Task data:
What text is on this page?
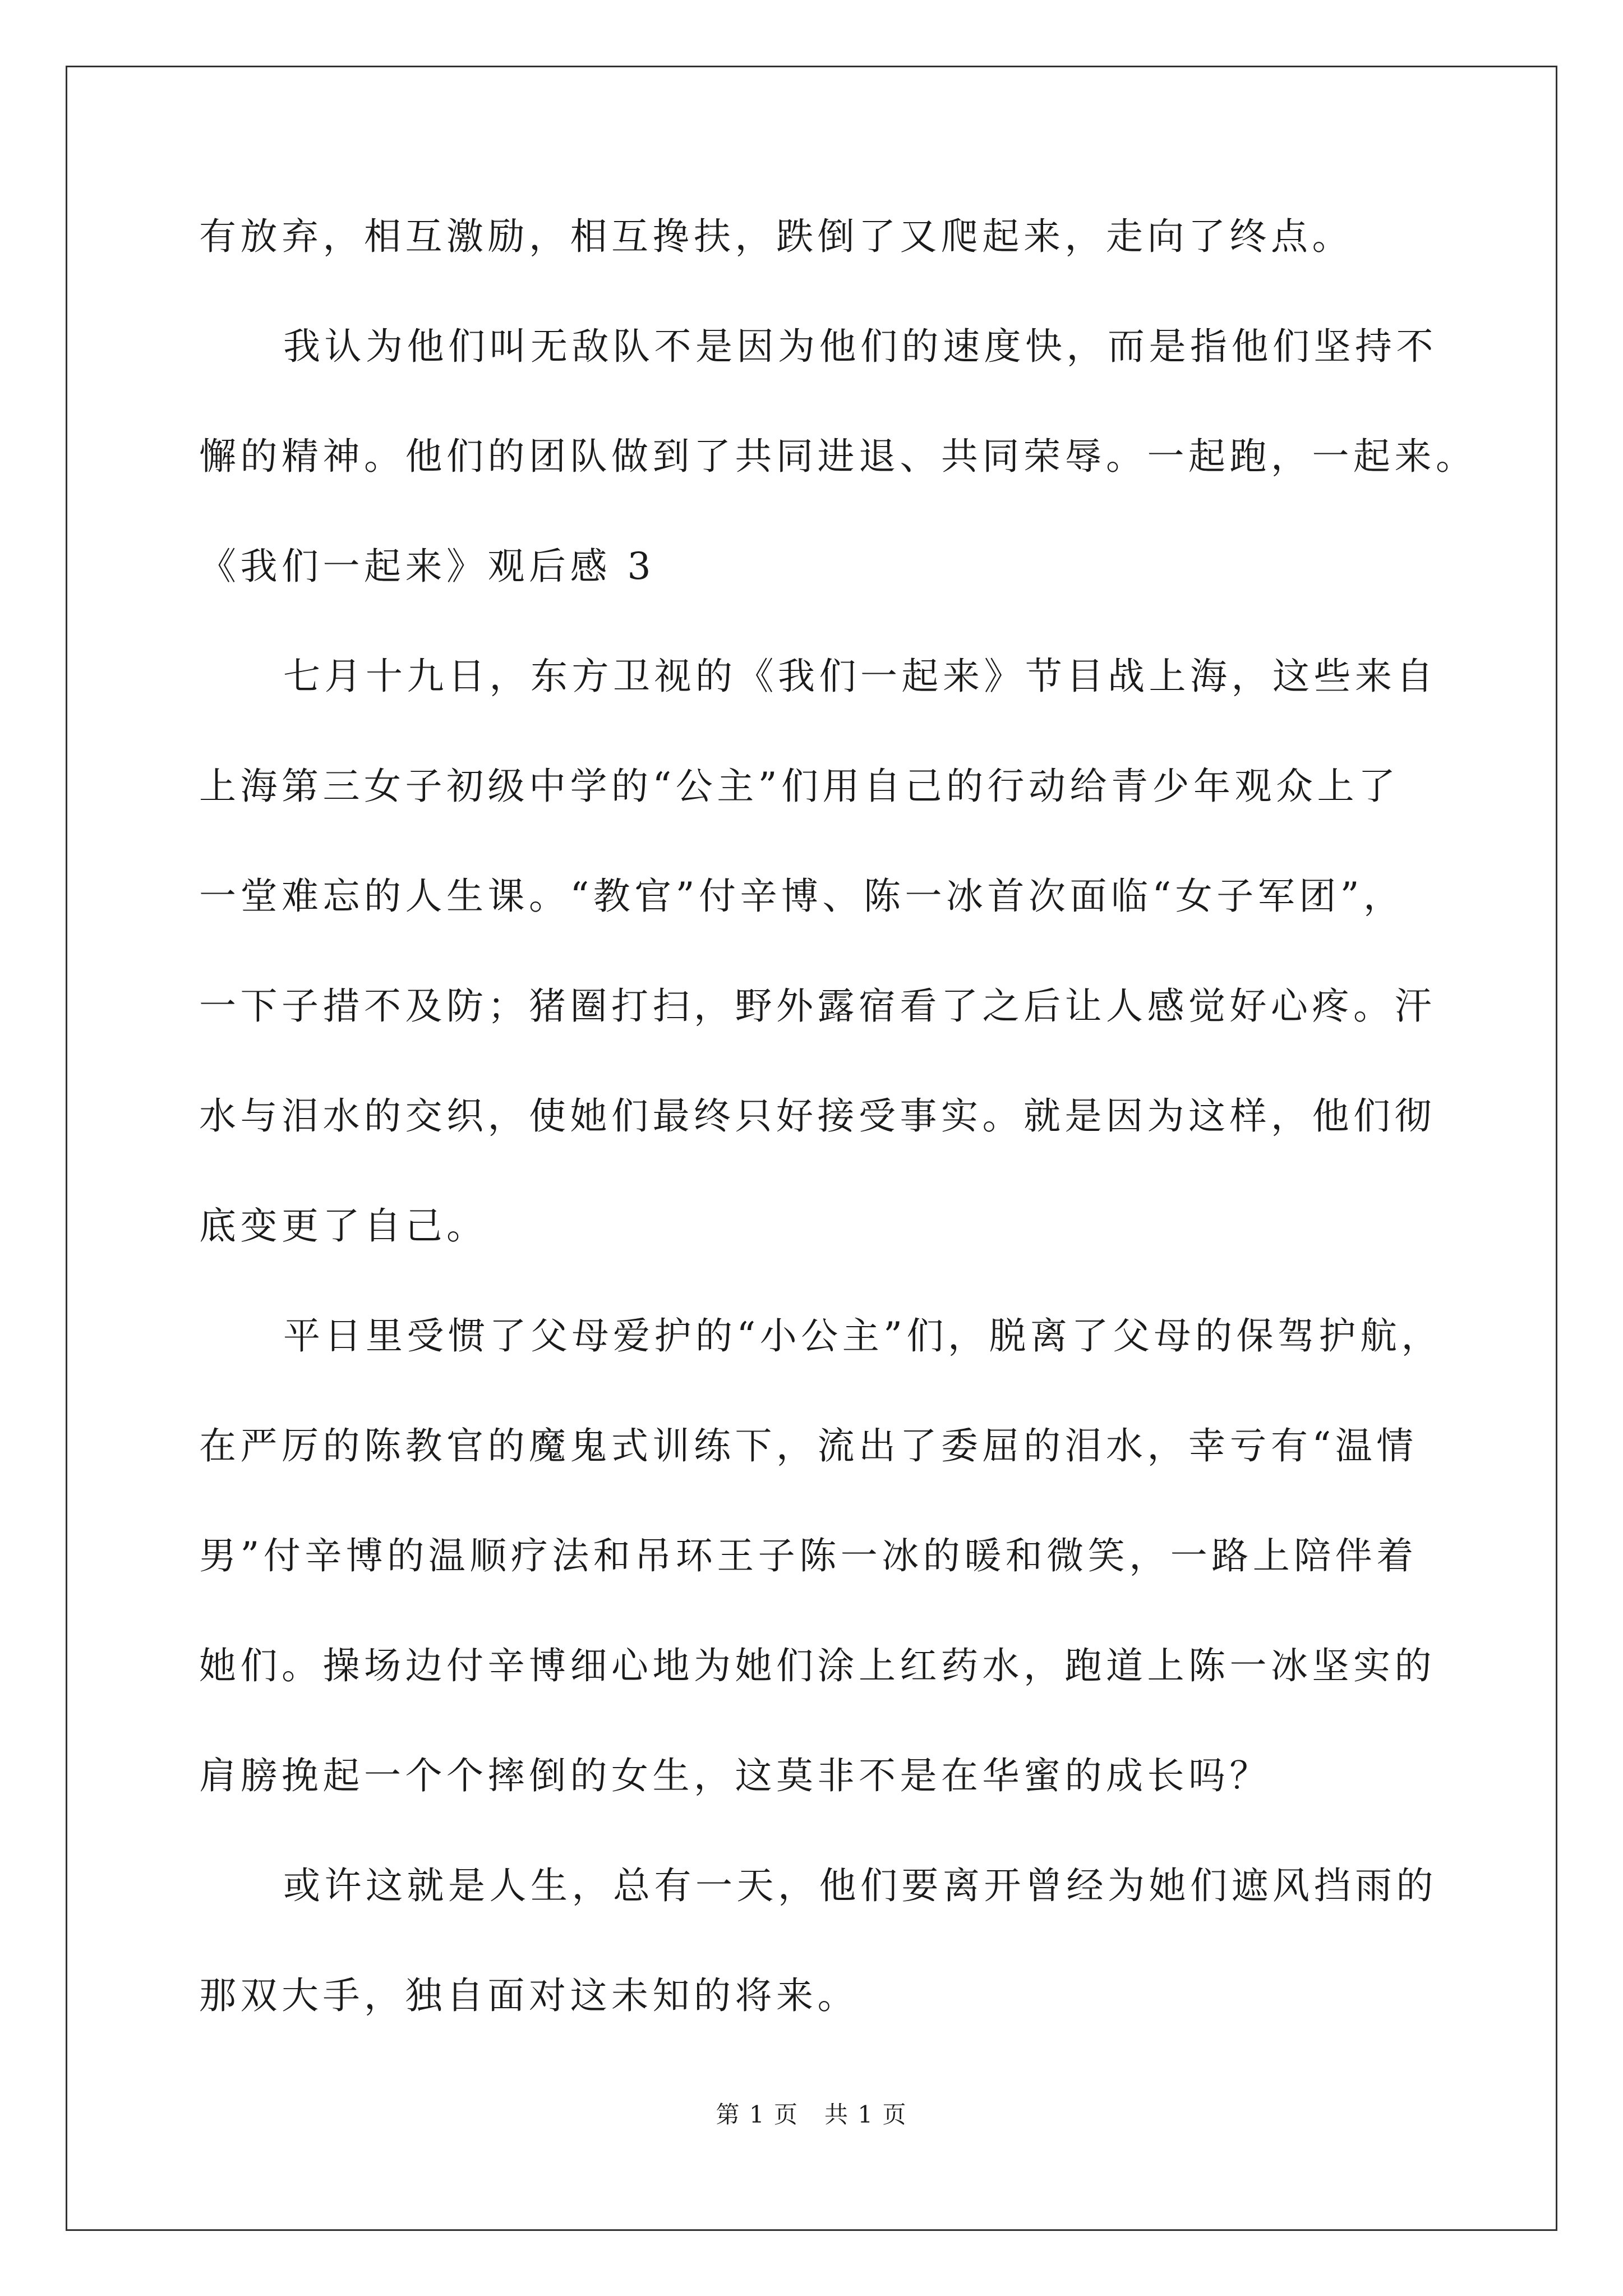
有放弃，相互激励，相互搀扶，跌倒了又爬起来，走向了终点。
我认为他们叫无敌队不是因为他们的速度快，而是指他们坚持不
懈的精神。他们的团队做到了共同进退、共同荣辱。一起跑，一起来。
《我们一起来》观后感 3
七月十九日，东方卫视的《我们一起来》节目战上海，这些来自
上海第三女子初级中学的“公主”们用自己的行动给青少年观众上了
一堂难忘的人生课。“教官”付辛博、陈一冰首次面临“女子军团”，
一下子措不及防；猪圈打扫，野外露宿看了之后让人感觉好心疼。汗
水与泪水的交织，使她们最终只好接受事实。就是因为这样，他们彻
底变更了自己。
平日里受惯了父母爱护的“小公主”们，脱离了父母的保驾护航，
在严厉的陈教官的魔鬼式训练下，流出了委屈的泪水，幸亏有“温情
男”付辛博的温顺疗法和吊环王子陈一冰的暖和微笑，一路上陪伴着
她们。操场边付辛博细心地为她们涂上红药水，跑道上陈一冰坚实的
肩膀挽起一个个摔倒的女生，这莫非不是在华蜜的成长吗？
或许这就是人生，总有一天，他们要离开曾经为她们遮风挡雨的
那双大手，独自面对这未知的将来。
第 1 页   共 1 页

What to work on: Quote the data above in full, leaving out the pictures it holds.

Task result:
What text is on this page?
有放弃，相互激励，相互搀扶，跌倒了又爬起来，走向了终点。
我认为他们叫无敌队不是因为他们的速度快，而是指他们坚持不
懈的精神。他们的团队做到了共同进退、共同荣辱。一起跑，一起来。
《我们一起来》观后感 3
七月十九日，东方卫视的《我们一起来》节目战上海，这些来自
上海第三女子初级中学的“公主”们用自己的行动给青少年观众上了
一堂难忘的人生课。“教官”付辛博、陈一冰首次面临“女子军团”，
一下子措不及防；猪圈打扫，野外露宿看了之后让人感觉好心疼。汗
水与泪水的交织，使她们最终只好接受事实。就是因为这样，他们彻
底变更了自己。
平日里受惯了父母爱护的“小公主”们，脱离了父母的保驾护航，
在严厉的陈教官的魔鬼式训练下，流出了委屈的泪水，幸亏有“温情
男”付辛博的温顺疗法和吊环王子陈一冰的暖和微笑，一路上陪伴着
她们。操场边付辛博细心地为她们涂上红药水，跑道上陈一冰坚实的
肩膀挽起一个个摔倒的女生，这莫非不是在华蜜的成长吗？
或许这就是人生，总有一天，他们要离开曾经为她们遮风挡雨的
那双大手，独自面对这未知的将来。
第 1 页   共 1 页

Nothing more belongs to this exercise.